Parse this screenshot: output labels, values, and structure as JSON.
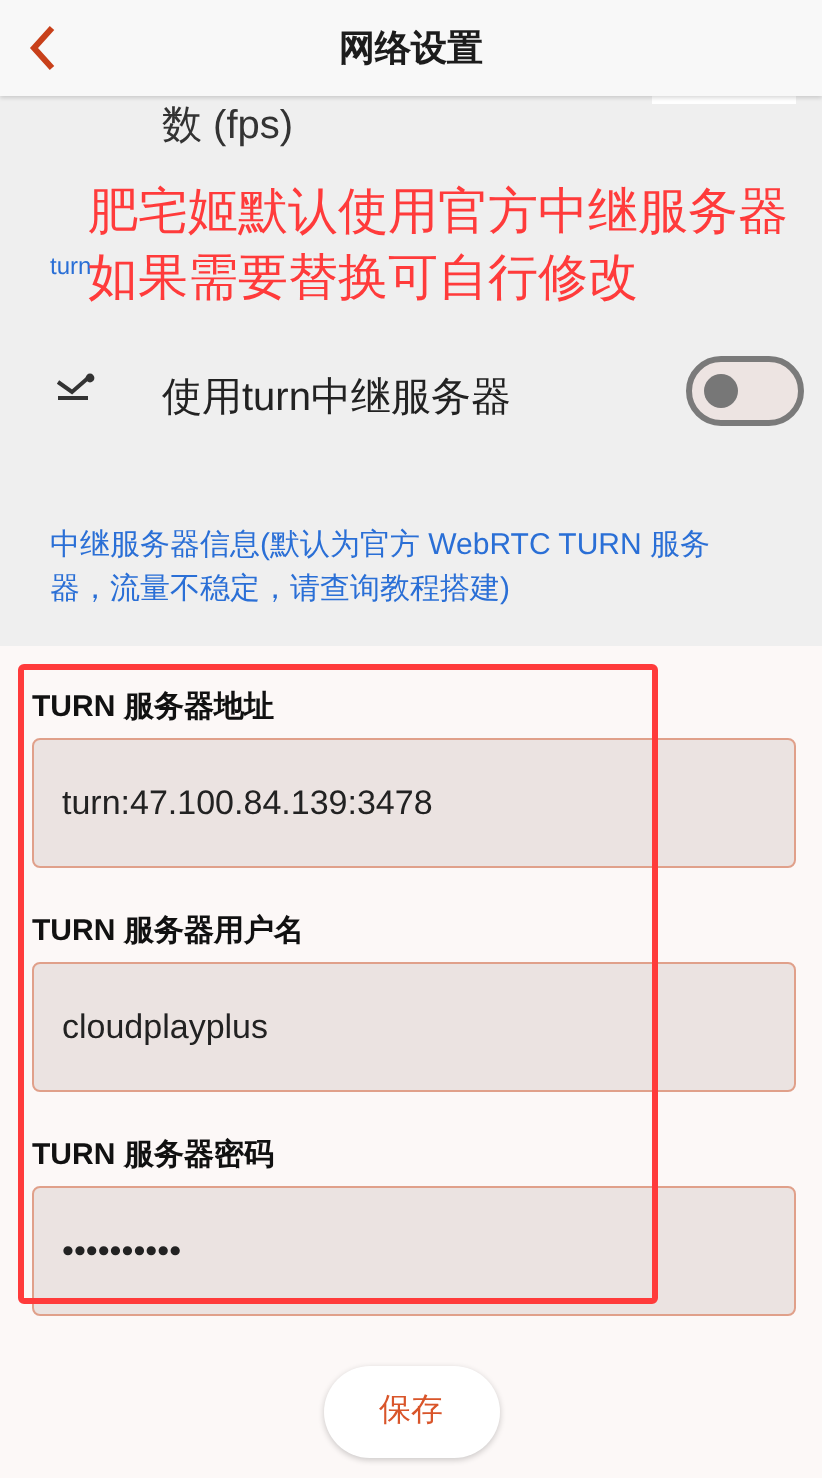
{
  "header": {
    "title": "网络设置"
  },
  "partial_row": {
    "label": "数 (fps)"
  },
  "section_label": "turn",
  "annotation": [
    "肥宅姬默认使用官方中继服务器",
    "如果需要替换可自行修改"
  ],
  "turn_toggle": {
    "label": "使用turn中继服务器",
    "on": false
  },
  "info": "中继服务器信息(默认为官方 WebRTC TURN 服务器，流量不稳定，请查询教程搭建)",
  "fields": [
    {
      "label": "TURN 服务器地址",
      "value": "turn:47.100.84.139:3478"
    },
    {
      "label": "TURN 服务器用户名",
      "value": "cloudplayplus"
    },
    {
      "label": "TURN 服务器密码",
      "value": "••••••••••"
    }
  ],
  "save_button": "保存"
}
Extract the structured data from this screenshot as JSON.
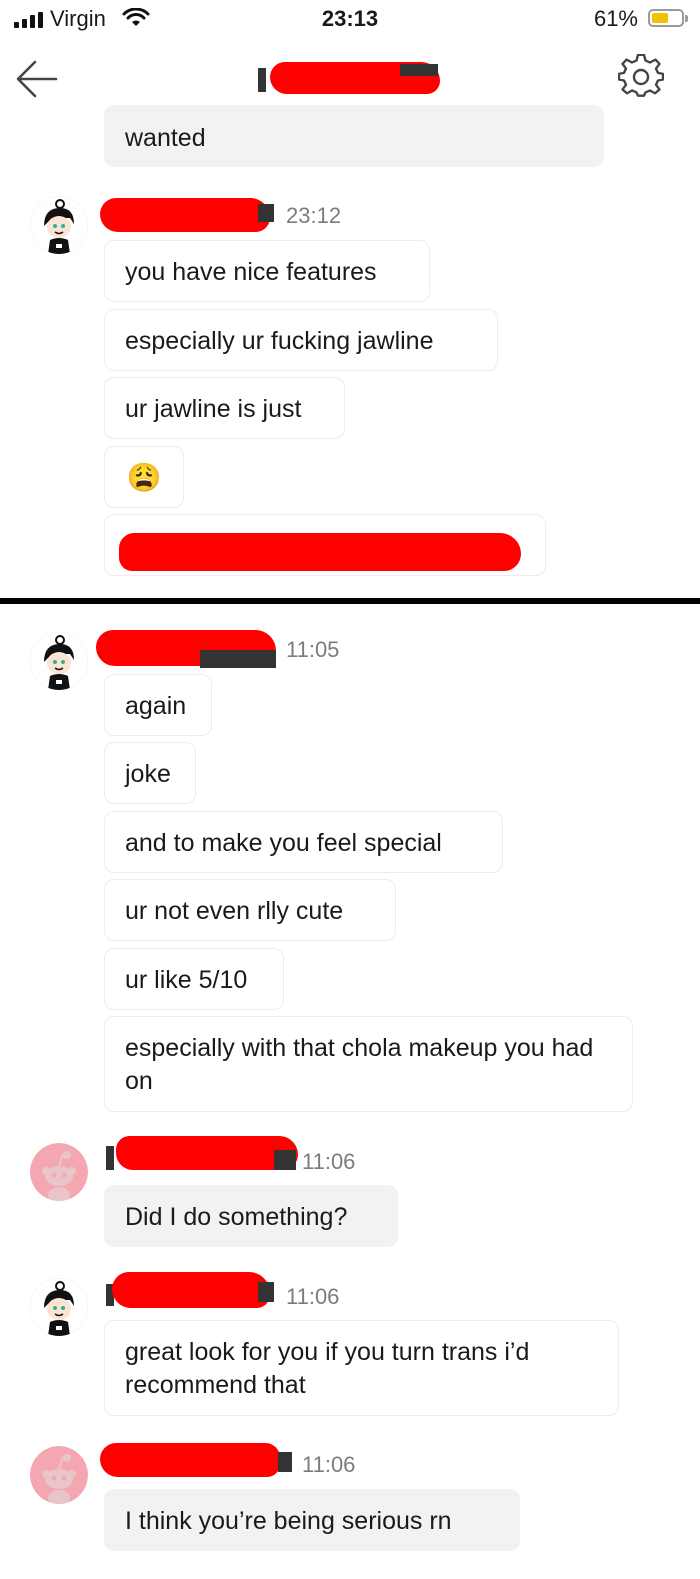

**SHORT TASK**: Pictures in the records above should not be copied. Repeat everything else exactly.

**WRITTEN RESPONSE**:
Parse this screenshot: output labels, values, and structure as JSON.
{
  "header": {
    "title": "网络设置"
  },
  "partial_row": {
    "label": "数 (fps)"
  },
  "section_label": "turn",
  "annotation": [
    "肥宅姬默认使用官方中继服务器",
    "如果需要替换可自行修改"
  ],
  "turn_toggle": {
    "label": "使用turn中继服务器",
    "on": false
  },
  "info": "中继服务器信息(默认为官方 WebRTC TURN 服务器，流量不稳定，请查询教程搭建)",
  "fields": [
    {
      "label": "TURN 服务器地址",
      "value": "turn:47.100.84.139:3478"
    },
    {
      "label": "TURN 服务器用户名",
      "value": "cloudplayplus"
    },
    {
      "label": "TURN 服务器密码",
      "value": "••••••••••"
    }
  ],
  "save_button": "保存"
}
Extract the structured data from this screenshot as JSON.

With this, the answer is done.